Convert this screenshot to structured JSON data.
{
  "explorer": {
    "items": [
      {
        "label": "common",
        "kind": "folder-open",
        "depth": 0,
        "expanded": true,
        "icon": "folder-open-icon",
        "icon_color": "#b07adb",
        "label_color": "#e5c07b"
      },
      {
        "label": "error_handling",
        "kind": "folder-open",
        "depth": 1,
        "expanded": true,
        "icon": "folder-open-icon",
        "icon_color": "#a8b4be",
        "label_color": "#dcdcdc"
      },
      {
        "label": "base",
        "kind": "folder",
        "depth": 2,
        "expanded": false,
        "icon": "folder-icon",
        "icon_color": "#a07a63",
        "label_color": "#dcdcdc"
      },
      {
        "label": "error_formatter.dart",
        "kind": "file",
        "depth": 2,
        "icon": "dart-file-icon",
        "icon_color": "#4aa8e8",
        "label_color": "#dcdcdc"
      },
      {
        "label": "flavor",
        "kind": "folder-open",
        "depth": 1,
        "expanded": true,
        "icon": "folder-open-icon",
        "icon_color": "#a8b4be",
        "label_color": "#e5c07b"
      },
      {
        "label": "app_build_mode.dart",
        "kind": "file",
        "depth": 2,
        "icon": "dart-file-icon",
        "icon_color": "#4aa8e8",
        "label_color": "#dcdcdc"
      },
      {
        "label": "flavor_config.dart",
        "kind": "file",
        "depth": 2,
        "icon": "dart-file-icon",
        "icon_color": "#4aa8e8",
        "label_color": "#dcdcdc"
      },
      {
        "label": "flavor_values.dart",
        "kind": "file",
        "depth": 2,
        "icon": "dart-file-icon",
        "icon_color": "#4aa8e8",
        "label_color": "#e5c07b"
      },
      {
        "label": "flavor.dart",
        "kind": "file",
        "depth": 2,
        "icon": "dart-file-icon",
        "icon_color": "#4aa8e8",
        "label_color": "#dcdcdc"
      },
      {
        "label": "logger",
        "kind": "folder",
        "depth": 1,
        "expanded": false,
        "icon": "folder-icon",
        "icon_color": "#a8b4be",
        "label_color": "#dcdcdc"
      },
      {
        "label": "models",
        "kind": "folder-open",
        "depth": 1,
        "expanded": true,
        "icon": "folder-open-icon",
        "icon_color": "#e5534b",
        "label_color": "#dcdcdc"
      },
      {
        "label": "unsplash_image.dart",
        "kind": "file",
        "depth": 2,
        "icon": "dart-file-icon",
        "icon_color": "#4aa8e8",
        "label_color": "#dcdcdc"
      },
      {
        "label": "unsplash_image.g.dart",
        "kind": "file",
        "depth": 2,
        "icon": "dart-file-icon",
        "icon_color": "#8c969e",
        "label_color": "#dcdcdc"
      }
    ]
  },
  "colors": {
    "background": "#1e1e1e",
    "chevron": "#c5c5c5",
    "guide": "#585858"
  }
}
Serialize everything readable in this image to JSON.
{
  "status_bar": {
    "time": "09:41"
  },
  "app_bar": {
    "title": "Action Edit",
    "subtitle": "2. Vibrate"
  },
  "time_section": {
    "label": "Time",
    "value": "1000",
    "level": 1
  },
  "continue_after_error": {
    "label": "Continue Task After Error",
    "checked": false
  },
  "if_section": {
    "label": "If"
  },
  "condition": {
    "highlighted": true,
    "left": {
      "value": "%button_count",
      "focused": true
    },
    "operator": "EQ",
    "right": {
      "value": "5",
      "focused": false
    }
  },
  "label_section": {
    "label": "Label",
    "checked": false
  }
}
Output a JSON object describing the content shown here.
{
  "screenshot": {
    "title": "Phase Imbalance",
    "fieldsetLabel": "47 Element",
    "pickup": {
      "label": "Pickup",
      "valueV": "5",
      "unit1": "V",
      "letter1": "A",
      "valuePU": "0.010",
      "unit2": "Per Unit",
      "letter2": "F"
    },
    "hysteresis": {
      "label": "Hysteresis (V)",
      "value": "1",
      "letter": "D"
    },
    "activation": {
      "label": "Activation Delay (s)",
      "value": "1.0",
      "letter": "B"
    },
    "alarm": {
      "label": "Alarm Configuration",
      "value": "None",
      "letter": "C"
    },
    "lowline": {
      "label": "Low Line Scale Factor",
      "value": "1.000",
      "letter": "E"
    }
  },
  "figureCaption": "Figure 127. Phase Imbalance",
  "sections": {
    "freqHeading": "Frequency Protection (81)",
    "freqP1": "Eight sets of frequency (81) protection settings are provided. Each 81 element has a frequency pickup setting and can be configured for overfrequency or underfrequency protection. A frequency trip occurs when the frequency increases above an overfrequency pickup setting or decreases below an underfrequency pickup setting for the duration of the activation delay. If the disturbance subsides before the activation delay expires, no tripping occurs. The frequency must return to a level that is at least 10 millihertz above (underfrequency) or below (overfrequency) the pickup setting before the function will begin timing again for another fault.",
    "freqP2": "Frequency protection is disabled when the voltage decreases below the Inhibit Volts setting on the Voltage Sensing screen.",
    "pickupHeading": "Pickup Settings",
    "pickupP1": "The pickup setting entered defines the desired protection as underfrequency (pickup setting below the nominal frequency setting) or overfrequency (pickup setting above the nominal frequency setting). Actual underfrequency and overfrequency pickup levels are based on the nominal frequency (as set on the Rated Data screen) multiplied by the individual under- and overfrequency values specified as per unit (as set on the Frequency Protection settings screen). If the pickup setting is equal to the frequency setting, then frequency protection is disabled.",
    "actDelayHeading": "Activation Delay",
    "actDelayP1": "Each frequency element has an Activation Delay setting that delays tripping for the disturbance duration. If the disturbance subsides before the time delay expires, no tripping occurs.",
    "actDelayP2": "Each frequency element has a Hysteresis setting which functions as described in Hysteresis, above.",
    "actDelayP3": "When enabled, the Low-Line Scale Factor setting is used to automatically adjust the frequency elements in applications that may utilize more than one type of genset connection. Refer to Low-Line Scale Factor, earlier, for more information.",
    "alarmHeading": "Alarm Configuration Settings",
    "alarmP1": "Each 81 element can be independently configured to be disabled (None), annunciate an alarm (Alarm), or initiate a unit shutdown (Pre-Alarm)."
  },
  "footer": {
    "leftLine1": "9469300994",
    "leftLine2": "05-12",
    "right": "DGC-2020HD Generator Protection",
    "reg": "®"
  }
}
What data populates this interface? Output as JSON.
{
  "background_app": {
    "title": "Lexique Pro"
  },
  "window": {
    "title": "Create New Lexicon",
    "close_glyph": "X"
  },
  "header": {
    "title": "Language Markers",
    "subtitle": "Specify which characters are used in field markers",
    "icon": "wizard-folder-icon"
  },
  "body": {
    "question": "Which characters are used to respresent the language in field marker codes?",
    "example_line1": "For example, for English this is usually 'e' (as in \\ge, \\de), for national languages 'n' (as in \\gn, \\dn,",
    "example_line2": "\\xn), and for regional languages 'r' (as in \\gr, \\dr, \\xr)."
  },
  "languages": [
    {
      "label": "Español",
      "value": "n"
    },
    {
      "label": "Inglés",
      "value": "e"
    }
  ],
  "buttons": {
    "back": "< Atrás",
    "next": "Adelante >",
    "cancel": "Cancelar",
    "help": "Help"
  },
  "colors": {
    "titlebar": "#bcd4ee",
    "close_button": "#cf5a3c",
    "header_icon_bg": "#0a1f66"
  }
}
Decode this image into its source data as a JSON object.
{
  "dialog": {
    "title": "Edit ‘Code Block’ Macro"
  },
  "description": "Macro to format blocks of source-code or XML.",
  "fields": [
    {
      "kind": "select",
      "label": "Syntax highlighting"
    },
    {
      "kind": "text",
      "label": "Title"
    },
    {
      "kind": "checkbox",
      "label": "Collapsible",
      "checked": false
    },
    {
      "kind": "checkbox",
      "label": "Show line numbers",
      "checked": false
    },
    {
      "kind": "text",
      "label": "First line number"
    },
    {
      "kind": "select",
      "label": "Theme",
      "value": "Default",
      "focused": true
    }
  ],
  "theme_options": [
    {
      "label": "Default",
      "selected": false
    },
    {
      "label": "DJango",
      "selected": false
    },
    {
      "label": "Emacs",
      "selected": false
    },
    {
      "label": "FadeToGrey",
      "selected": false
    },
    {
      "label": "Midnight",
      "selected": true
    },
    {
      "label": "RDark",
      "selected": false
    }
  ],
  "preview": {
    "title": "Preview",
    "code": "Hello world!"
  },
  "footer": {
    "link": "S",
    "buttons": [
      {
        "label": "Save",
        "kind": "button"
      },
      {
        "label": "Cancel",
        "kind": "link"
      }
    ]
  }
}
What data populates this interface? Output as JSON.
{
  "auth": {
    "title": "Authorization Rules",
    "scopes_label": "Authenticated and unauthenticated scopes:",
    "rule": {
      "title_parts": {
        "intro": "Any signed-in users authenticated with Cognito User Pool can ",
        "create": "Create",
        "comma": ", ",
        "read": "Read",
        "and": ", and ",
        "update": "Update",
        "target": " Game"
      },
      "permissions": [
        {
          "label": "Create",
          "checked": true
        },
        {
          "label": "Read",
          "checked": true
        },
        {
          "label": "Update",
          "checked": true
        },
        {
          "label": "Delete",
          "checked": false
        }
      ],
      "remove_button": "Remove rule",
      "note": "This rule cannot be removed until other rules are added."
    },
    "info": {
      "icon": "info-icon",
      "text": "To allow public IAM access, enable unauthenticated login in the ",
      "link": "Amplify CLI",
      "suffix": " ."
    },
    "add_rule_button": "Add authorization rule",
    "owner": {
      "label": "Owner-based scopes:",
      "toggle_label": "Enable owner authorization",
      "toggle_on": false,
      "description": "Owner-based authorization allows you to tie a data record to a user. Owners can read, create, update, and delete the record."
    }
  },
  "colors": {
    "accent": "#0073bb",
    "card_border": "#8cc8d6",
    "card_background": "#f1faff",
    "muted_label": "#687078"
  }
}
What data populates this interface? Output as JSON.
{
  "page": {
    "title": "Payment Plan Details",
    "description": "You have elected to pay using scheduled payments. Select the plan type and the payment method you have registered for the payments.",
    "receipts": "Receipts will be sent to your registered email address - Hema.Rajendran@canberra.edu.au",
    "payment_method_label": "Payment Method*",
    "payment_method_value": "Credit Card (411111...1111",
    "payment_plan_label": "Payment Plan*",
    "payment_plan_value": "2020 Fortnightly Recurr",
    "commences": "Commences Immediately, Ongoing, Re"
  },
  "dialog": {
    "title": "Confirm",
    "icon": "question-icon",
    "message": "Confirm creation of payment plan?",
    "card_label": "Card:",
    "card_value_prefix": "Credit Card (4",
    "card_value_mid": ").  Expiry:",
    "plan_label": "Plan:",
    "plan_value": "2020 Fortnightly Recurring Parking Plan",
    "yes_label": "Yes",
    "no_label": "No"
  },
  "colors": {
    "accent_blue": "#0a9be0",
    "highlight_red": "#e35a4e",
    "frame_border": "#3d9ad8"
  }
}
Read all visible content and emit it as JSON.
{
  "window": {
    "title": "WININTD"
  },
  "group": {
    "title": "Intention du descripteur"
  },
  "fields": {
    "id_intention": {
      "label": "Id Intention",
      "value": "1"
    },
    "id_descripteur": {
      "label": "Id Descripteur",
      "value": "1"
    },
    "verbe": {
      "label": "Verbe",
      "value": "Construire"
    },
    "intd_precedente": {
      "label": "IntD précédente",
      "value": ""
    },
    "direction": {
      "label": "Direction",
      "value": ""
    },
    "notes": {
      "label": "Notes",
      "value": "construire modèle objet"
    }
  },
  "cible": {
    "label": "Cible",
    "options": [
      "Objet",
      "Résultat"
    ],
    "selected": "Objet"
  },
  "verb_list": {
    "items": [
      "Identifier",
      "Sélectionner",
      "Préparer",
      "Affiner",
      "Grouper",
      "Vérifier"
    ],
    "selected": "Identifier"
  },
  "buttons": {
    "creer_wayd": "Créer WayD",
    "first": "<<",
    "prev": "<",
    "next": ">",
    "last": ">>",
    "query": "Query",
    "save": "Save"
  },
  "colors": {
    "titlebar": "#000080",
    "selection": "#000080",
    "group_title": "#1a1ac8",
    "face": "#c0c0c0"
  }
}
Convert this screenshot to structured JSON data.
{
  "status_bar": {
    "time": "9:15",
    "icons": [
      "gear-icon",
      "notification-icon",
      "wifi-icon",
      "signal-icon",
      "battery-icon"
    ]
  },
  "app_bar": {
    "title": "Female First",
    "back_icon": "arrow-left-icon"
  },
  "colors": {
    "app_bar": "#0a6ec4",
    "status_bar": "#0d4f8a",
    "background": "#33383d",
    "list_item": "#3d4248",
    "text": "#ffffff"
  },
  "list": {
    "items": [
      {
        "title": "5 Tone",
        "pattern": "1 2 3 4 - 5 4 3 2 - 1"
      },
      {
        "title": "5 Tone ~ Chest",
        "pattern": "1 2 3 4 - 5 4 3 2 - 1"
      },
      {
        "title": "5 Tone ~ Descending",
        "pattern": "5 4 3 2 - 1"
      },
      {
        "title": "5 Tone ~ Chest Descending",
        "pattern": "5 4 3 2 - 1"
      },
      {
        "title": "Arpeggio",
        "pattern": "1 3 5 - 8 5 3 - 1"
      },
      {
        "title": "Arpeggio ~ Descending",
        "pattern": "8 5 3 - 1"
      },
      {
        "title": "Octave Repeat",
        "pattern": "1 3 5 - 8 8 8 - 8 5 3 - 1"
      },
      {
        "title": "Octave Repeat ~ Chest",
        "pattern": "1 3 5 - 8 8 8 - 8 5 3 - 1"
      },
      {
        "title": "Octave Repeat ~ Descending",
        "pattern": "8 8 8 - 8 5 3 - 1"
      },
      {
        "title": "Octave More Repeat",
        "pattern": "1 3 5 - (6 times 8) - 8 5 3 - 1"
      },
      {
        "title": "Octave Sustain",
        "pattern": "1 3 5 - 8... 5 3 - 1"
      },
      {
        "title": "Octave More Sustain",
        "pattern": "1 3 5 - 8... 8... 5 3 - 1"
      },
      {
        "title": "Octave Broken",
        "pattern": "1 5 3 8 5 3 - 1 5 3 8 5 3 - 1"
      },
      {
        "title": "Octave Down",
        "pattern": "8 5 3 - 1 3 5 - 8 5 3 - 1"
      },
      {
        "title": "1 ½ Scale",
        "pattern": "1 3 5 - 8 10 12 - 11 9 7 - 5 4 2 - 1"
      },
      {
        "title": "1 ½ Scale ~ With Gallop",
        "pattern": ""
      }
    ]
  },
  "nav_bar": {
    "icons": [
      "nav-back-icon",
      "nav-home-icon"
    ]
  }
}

_ _ _

Check every line for "right" and show the ones that have it.

## Expected output
    "right": {
    "right": "DGC-2020HD Generator Protection",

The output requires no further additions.